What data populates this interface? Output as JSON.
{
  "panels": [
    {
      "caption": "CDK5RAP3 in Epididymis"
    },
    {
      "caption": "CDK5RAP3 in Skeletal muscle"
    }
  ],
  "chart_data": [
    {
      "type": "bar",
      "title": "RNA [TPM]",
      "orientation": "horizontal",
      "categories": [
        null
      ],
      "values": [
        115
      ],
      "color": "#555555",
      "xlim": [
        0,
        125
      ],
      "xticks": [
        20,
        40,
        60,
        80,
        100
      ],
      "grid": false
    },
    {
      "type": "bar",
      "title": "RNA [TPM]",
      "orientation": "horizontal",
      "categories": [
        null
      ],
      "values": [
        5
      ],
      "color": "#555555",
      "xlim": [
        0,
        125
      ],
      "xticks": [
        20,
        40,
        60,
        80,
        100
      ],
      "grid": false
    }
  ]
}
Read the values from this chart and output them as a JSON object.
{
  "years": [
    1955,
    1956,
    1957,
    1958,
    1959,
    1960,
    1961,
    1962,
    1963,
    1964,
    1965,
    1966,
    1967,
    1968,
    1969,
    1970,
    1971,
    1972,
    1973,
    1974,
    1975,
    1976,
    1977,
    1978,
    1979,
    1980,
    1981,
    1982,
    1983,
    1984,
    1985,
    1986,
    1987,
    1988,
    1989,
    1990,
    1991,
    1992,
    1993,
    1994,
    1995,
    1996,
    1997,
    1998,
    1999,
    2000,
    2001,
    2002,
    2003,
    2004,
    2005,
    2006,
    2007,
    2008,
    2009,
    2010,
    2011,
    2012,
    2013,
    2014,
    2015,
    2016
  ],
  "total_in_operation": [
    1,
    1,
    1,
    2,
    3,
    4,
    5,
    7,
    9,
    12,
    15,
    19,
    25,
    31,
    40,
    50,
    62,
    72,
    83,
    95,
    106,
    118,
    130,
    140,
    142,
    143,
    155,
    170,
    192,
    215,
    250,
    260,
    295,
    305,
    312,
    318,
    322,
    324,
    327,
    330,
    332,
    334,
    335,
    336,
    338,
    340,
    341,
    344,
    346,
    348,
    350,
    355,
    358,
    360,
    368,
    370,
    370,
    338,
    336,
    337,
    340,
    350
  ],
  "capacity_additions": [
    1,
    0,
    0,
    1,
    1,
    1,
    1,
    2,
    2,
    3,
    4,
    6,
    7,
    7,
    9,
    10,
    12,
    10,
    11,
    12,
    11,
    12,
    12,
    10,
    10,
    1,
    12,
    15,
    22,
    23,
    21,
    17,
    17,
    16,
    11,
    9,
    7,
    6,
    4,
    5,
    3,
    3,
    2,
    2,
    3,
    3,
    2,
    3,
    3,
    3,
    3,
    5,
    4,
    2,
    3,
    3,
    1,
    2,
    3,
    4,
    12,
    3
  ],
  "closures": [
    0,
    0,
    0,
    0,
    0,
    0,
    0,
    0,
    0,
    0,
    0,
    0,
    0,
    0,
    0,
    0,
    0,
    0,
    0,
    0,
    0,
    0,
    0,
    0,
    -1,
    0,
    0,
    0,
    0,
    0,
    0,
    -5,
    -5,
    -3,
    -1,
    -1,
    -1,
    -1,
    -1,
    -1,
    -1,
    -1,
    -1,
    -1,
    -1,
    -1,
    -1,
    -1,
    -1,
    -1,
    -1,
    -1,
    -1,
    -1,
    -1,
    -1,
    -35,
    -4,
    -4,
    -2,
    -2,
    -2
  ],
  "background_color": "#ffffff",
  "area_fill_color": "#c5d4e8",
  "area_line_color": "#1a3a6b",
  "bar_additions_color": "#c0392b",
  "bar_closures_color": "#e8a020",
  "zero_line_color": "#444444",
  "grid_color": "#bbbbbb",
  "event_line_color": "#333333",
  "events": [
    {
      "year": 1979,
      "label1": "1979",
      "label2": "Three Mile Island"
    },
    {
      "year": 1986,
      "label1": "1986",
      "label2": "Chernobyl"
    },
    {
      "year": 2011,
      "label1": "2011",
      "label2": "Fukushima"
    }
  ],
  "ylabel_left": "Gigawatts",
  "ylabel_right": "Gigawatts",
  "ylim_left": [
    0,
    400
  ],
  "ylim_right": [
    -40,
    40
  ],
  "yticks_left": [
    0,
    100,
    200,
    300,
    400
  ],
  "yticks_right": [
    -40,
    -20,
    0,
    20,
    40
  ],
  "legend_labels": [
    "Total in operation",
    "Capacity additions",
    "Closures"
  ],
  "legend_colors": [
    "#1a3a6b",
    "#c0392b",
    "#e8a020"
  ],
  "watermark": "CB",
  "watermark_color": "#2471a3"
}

- - -

[Request]: Write out every line of the records exactly.

[Answer for the task]:
What data populates this interface? Output as JSON.
{
  "panels": [
    {
      "caption": "CDK5RAP3 in Epididymis"
    },
    {
      "caption": "CDK5RAP3 in Skeletal muscle"
    }
  ],
  "chart_data": [
    {
      "type": "bar",
      "title": "RNA [TPM]",
      "orientation": "horizontal",
      "categories": [
        null
      ],
      "values": [
        115
      ],
      "color": "#555555",
      "xlim": [
        0,
        125
      ],
      "xticks": [
        20,
        40,
        60,
        80,
        100
      ],
      "grid": false
    },
    {
      "type": "bar",
      "title": "RNA [TPM]",
      "orientation": "horizontal",
      "categories": [
        null
      ],
      "values": [
        5
      ],
      "color": "#555555",
      "xlim": [
        0,
        125
      ],
      "xticks": [
        20,
        40,
        60,
        80,
        100
      ],
      "grid": false
    }
  ]
}
Read the values from this chart and output them as a JSON object.
{
  "years": [
    1955,
    1956,
    1957,
    1958,
    1959,
    1960,
    1961,
    1962,
    1963,
    1964,
    1965,
    1966,
    1967,
    1968,
    1969,
    1970,
    1971,
    1972,
    1973,
    1974,
    1975,
    1976,
    1977,
    1978,
    1979,
    1980,
    1981,
    1982,
    1983,
    1984,
    1985,
    1986,
    1987,
    1988,
    1989,
    1990,
    1991,
    1992,
    1993,
    1994,
    1995,
    1996,
    1997,
    1998,
    1999,
    2000,
    2001,
    2002,
    2003,
    2004,
    2005,
    2006,
    2007,
    2008,
    2009,
    2010,
    2011,
    2012,
    2013,
    2014,
    2015,
    2016
  ],
  "total_in_operation": [
    1,
    1,
    1,
    2,
    3,
    4,
    5,
    7,
    9,
    12,
    15,
    19,
    25,
    31,
    40,
    50,
    62,
    72,
    83,
    95,
    106,
    118,
    130,
    140,
    142,
    143,
    155,
    170,
    192,
    215,
    250,
    260,
    295,
    305,
    312,
    318,
    322,
    324,
    327,
    330,
    332,
    334,
    335,
    336,
    338,
    340,
    341,
    344,
    346,
    348,
    350,
    355,
    358,
    360,
    368,
    370,
    370,
    338,
    336,
    337,
    340,
    350
  ],
  "capacity_additions": [
    1,
    0,
    0,
    1,
    1,
    1,
    1,
    2,
    2,
    3,
    4,
    6,
    7,
    7,
    9,
    10,
    12,
    10,
    11,
    12,
    11,
    12,
    12,
    10,
    10,
    1,
    12,
    15,
    22,
    23,
    21,
    17,
    17,
    16,
    11,
    9,
    7,
    6,
    4,
    5,
    3,
    3,
    2,
    2,
    3,
    3,
    2,
    3,
    3,
    3,
    3,
    5,
    4,
    2,
    3,
    3,
    1,
    2,
    3,
    4,
    12,
    3
  ],
  "closures": [
    0,
    0,
    0,
    0,
    0,
    0,
    0,
    0,
    0,
    0,
    0,
    0,
    0,
    0,
    0,
    0,
    0,
    0,
    0,
    0,
    0,
    0,
    0,
    0,
    -1,
    0,
    0,
    0,
    0,
    0,
    0,
    -5,
    -5,
    -3,
    -1,
    -1,
    -1,
    -1,
    -1,
    -1,
    -1,
    -1,
    -1,
    -1,
    -1,
    -1,
    -1,
    -1,
    -1,
    -1,
    -1,
    -1,
    -1,
    -1,
    -1,
    -1,
    -35,
    -4,
    -4,
    -2,
    -2,
    -2
  ],
  "background_color": "#ffffff",
  "area_fill_color": "#c5d4e8",
  "area_line_color": "#1a3a6b",
  "bar_additions_color": "#c0392b",
  "bar_closures_color": "#e8a020",
  "zero_line_color": "#444444",
  "grid_color": "#bbbbbb",
  "event_line_color": "#333333",
  "events": [
    {
      "year": 1979,
      "label1": "1979",
      "label2": "Three Mile Island"
    },
    {
      "year": 1986,
      "label1": "1986",
      "label2": "Chernobyl"
    },
    {
      "year": 2011,
      "label1": "2011",
      "label2": "Fukushima"
    }
  ],
  "ylabel_left": "Gigawatts",
  "ylabel_right": "Gigawatts",
  "ylim_left": [
    0,
    400
  ],
  "ylim_right": [
    -40,
    40
  ],
  "yticks_left": [
    0,
    100,
    200,
    300,
    400
  ],
  "yticks_right": [
    -40,
    -20,
    0,
    20,
    40
  ],
  "legend_labels": [
    "Total in operation",
    "Capacity additions",
    "Closures"
  ],
  "legend_colors": [
    "#1a3a6b",
    "#c0392b",
    "#e8a020"
  ],
  "watermark": "CB",
  "watermark_color": "#2471a3"
}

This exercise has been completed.